Dataset rows
------------------------
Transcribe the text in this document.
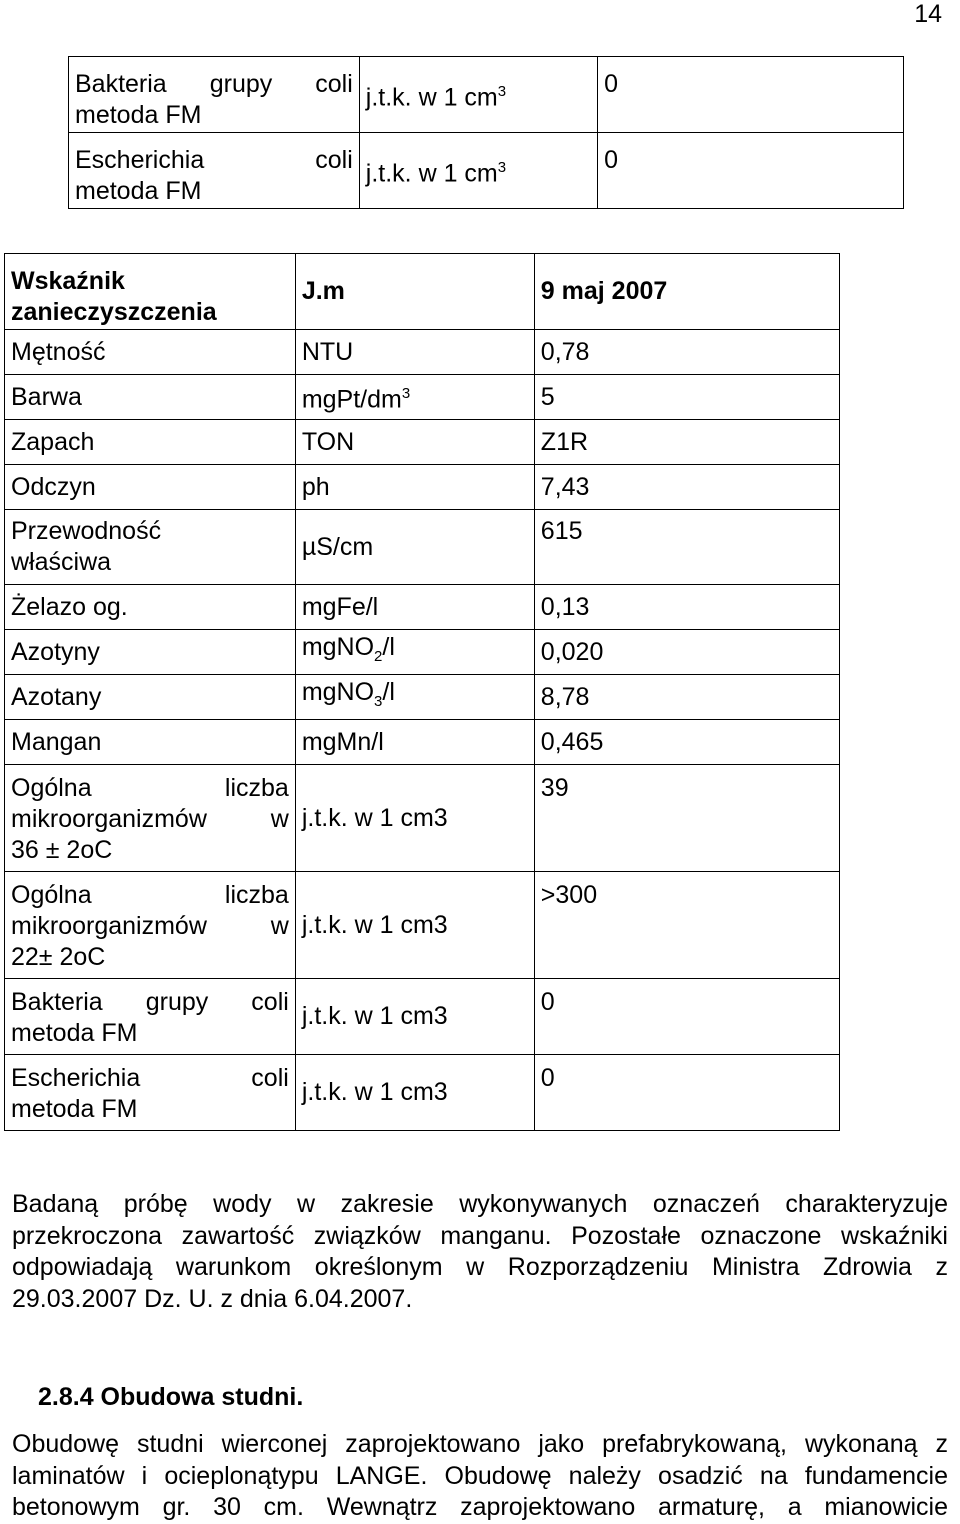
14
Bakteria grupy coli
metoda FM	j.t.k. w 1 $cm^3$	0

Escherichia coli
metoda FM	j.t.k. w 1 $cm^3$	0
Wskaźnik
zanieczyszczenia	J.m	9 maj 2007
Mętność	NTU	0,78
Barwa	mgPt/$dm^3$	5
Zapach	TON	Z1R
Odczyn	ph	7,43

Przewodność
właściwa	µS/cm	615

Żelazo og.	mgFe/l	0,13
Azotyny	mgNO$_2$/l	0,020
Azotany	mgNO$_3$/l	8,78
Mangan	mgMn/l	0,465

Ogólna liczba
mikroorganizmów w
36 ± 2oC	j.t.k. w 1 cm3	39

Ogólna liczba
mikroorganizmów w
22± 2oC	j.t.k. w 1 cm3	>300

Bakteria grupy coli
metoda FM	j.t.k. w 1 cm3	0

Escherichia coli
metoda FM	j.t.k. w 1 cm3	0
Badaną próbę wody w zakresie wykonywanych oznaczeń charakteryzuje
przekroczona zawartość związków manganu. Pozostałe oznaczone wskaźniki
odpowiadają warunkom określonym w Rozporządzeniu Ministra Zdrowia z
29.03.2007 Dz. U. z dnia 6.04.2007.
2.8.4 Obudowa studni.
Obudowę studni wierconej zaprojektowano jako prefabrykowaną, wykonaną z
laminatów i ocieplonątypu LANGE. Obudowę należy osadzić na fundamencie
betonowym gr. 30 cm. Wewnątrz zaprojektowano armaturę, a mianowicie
------------------------
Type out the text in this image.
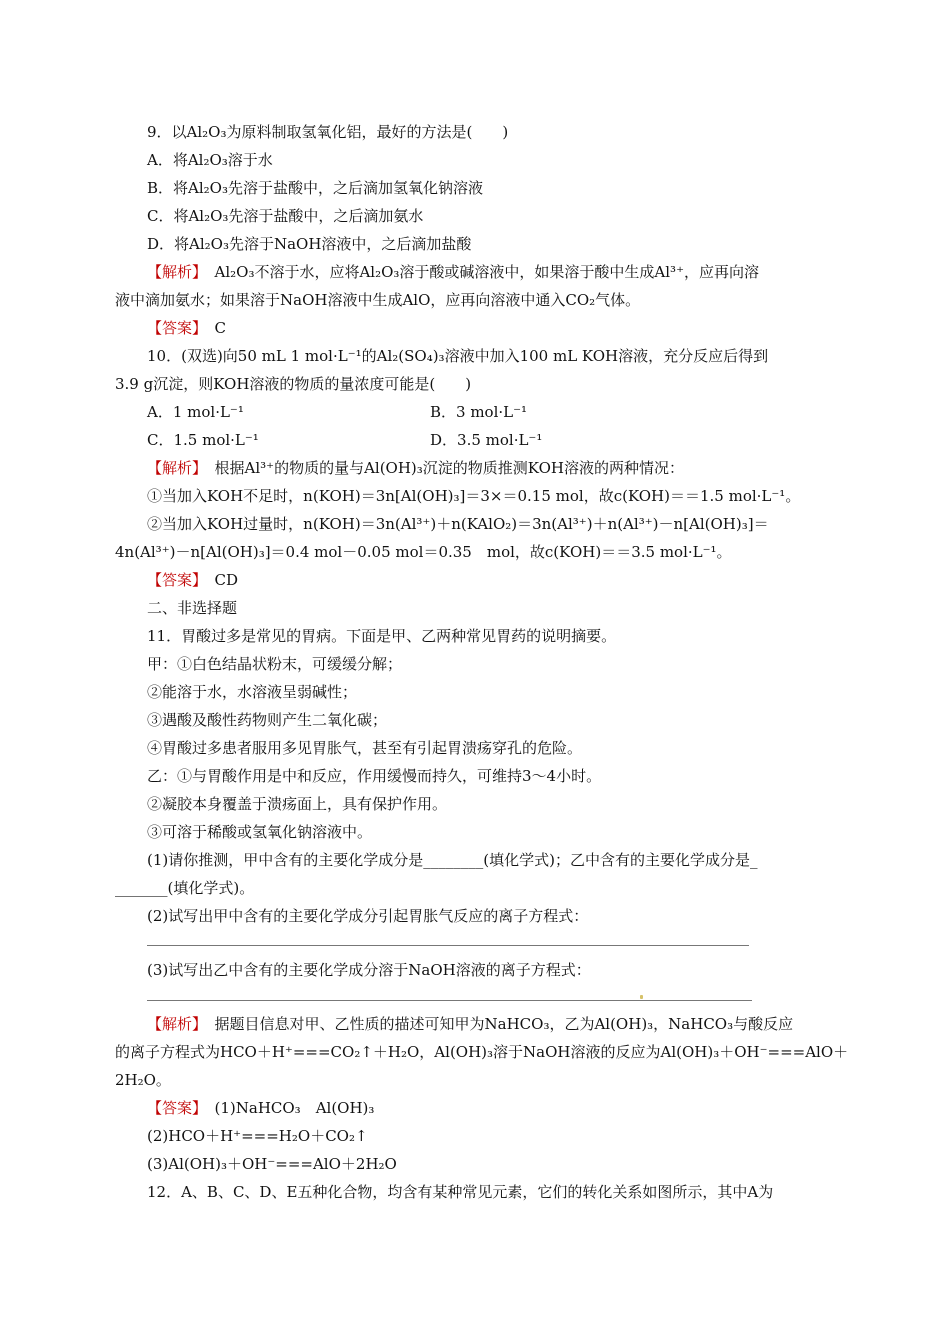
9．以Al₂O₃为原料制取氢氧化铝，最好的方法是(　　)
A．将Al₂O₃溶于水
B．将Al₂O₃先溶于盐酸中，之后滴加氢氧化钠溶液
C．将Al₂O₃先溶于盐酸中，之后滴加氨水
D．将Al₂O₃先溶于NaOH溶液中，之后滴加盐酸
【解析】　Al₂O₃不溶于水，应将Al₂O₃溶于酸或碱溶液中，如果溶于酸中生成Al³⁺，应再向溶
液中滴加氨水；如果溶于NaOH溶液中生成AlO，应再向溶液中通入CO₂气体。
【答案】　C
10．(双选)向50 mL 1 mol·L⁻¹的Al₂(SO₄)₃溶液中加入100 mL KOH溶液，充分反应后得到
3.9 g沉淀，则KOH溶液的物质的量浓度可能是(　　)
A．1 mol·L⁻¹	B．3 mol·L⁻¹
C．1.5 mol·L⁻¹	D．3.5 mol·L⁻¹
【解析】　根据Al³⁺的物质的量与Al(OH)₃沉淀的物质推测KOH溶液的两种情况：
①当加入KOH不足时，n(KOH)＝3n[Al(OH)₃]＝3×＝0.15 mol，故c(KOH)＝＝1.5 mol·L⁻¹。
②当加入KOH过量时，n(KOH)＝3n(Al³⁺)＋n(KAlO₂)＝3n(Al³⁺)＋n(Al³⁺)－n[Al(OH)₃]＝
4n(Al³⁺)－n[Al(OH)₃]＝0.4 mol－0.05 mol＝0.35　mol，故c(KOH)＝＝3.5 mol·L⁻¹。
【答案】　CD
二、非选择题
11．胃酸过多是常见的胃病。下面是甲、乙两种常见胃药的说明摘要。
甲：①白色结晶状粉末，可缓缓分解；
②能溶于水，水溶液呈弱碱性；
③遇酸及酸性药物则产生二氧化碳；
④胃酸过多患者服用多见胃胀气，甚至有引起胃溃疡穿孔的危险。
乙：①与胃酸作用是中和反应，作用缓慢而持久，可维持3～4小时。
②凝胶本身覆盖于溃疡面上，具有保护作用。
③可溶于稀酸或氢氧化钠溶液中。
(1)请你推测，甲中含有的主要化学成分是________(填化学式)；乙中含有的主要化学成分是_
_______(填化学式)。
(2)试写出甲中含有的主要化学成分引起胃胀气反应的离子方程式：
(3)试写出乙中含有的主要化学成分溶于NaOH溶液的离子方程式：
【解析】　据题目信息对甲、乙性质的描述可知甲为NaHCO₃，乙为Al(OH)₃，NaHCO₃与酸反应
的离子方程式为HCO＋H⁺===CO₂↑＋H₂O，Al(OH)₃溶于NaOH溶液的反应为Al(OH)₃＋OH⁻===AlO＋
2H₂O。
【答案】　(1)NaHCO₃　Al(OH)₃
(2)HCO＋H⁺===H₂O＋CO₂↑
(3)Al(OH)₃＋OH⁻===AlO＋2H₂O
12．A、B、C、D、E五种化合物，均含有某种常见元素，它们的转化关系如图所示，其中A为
------------------------
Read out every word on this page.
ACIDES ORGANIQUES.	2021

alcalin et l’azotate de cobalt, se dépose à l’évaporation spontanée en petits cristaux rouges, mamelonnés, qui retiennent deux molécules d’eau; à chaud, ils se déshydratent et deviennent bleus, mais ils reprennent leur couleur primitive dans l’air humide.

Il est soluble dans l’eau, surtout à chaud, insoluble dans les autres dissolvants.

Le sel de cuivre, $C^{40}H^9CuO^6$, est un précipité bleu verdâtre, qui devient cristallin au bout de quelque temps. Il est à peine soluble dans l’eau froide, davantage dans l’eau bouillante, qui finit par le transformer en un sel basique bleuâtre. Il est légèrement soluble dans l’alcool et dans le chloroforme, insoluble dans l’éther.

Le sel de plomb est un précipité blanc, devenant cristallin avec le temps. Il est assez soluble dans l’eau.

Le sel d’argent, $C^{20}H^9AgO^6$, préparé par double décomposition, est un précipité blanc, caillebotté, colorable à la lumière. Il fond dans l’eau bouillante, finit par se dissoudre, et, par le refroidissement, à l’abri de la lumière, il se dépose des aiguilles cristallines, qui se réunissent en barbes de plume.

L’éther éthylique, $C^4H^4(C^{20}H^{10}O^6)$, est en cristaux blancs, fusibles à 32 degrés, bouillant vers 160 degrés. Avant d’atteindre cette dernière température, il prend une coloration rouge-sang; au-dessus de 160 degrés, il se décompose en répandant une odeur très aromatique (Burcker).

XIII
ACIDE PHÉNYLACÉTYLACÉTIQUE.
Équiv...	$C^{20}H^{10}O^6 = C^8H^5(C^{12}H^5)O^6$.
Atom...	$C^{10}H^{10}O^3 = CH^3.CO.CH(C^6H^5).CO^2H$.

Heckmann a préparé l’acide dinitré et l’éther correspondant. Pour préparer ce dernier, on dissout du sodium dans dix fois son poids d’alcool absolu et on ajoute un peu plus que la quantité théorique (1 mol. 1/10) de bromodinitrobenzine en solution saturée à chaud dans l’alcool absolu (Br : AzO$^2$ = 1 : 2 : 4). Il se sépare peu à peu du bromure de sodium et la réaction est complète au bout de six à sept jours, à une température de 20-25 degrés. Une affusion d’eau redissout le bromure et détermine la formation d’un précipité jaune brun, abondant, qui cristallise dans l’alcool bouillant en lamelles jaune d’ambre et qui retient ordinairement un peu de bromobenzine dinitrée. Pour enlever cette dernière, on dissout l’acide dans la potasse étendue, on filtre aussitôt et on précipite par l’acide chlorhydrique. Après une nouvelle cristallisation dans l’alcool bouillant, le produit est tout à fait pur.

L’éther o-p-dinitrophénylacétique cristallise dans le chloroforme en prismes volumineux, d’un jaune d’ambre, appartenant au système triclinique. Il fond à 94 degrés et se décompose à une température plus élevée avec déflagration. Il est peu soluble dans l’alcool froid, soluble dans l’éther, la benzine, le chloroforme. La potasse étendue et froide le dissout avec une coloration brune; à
------------------------
## TASK INSTRUCTIONS
Locate all lines that include the word "temps" and copy them out.

## FINISHED TASK
Le sel de cuivre, $C^{40}H^9CuO^6$, est un précipité bleu verdâtre, qui devient cristallin au bout de quelque temps. Il est à peine soluble dans l’eau froide, davantage dans l’eau bouillante, qui finit par le transformer en un sel basique bleuâtre. Il est légèrement soluble dans l’alcool et dans le chloroforme, insoluble dans l’éther.
Le sel de plomb est un précipité blanc, devenant cristallin avec le temps. Il est assez soluble dans l’eau.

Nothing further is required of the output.